── AUSZUG ──
# Flateyri - Reiseberichte



## Murad (22. Juni 2007)

Hallo " Islandangler ", 

in den letzten Wochen kam einiges an Reiseberichten Island - 
u. a. von den Orten Talknafjödur, Sudavik usw., aber leider bisher nicht von Flateyri.
Gibt es dort nichts erwähnenswertes - vielleicht kann der eine oder andere Boardi hier schon etwas berichten ! ?


----------



## shorty 38 (11. Juni 2008)

*AW: Flateyri - Reiseberichte*

petri 

sitze grad im hotel in hafnarfjördur auf dem sinnfreien zwischenstopp von flateyri ueber isafjördur nach reykjavik.
wir hatten sau wind und konnten nicht weit raus. es waren relativ wenig schwaerme unterwegs. vielleicht lags ja doch am erdbeben vor anderhalb wochen und nicht am wind, das man lange suchen musste. wuerde mich deshalb nicht wundern, wenn der durchgang vor uns auch wenig raus bekommen hat.


----------



## Borkumshark (11. Juni 2008)

*AW: Flateyri - Reiseberichte*

HI ! Wir waren vom 13 Mai bis zum 20. Mai in Falteyri. War so geil das, als ich zu Hause war am 21. gleich für nächstes Jahr wieder gebucht habe. Hier ein kleines Video http://de.youtube.com/watch?v=cKZsDtaJz88

Gerne schreibe ich auf verlangen noch einen ausführlichen Reisebericht.
───
── DATEN ──
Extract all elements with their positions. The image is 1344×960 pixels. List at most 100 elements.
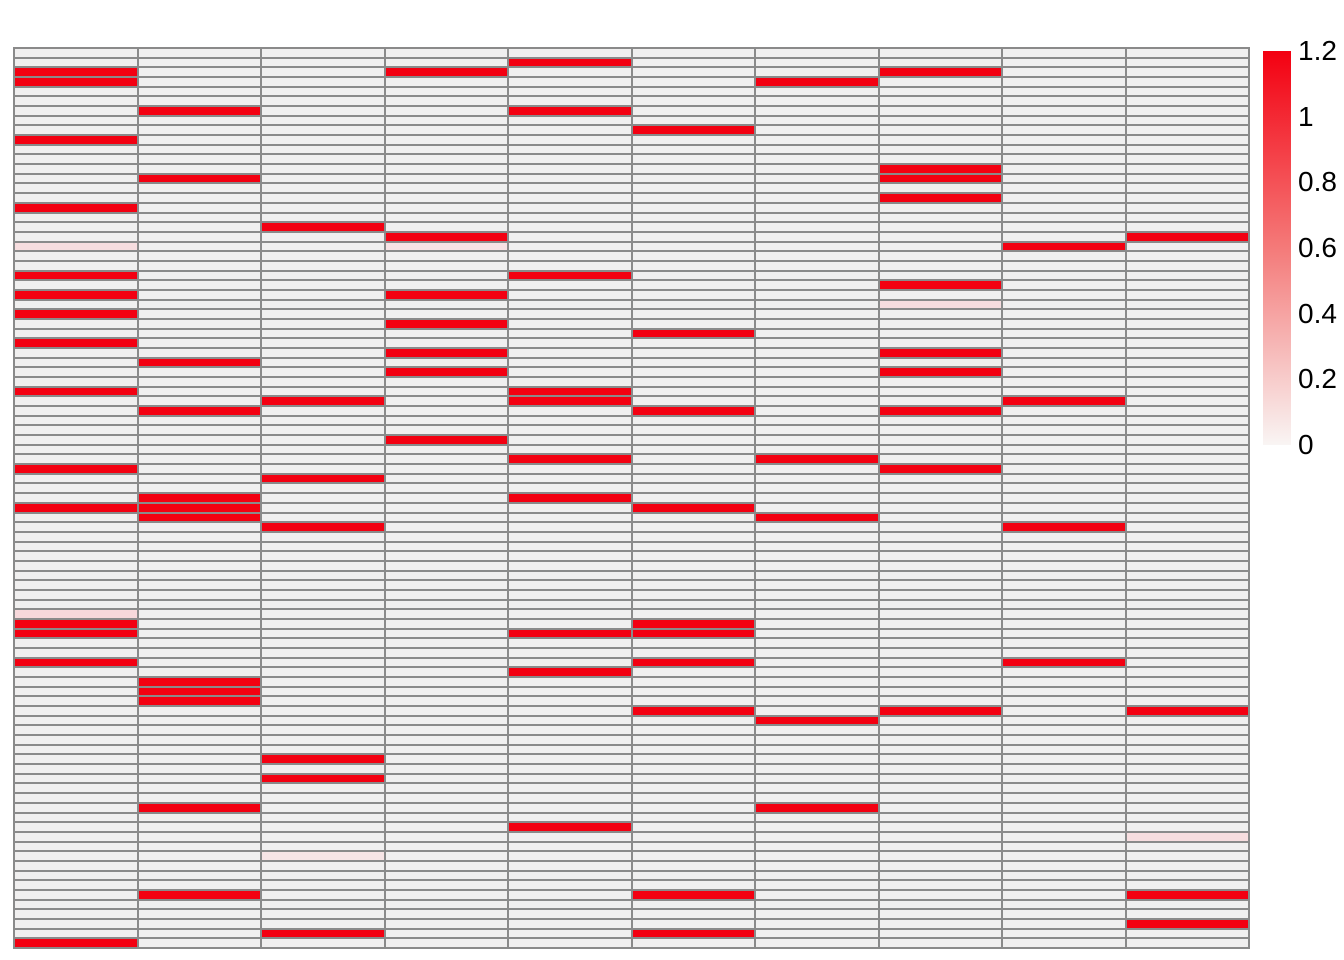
───
__AUFGABEN__.
(1) Wo sitzt shorty 38 laut dem Auszug über Flateyri gerade?
(2) Schreib aus dem Auszug über Flateyri den Abschnitt von „Gibt es dort“ bis „isafjördur nach reykjavik.“ ab.
(3) Setze den Auszug über Flateyri nach seinem letzten Satz fort.

__ERGEBNISSE__.
(1) Im Hotel in Hafnarfjördur.

(2)
Gibt es dort nichts erwähnenswertes - vielleicht kann der eine oder andere Boardi hier schon etwas berichten ! ?


----------



## shorty 38 (11. Juni 2008)

*AW: Flateyri - Reiseberichte*

petri 

sitze grad im hotel in hafnarfjördur auf dem sinnfreien zwischenstopp von flateyri ueber isafjördur nach reykjavik.

(3)
----------



## Murad (12. Juni 2008)

*AW: Flateyri - Reiseberichte*

Zur Zeit gibt es anscheinend nicht so gutes Wetter mit relativ viel Wind in den Westfjorden - bei Interesse klickt bitte auf nachstehenden Link :
http://www.vedur.is


----------



## norge_klaus (12. Juni 2008)

*AW: Flateyri - Reiseberichte*

Hi Borkumshark,
cooles Filmchen. Aber seid ihr alles 2-Meter-Männer oder habt ihr die Fische vom Gewicht her geschätzt ? Bis auf wenige Ausnahmen dürfte die Waage versagt haben.


----------



## Skalar_AB (13. Juni 2008)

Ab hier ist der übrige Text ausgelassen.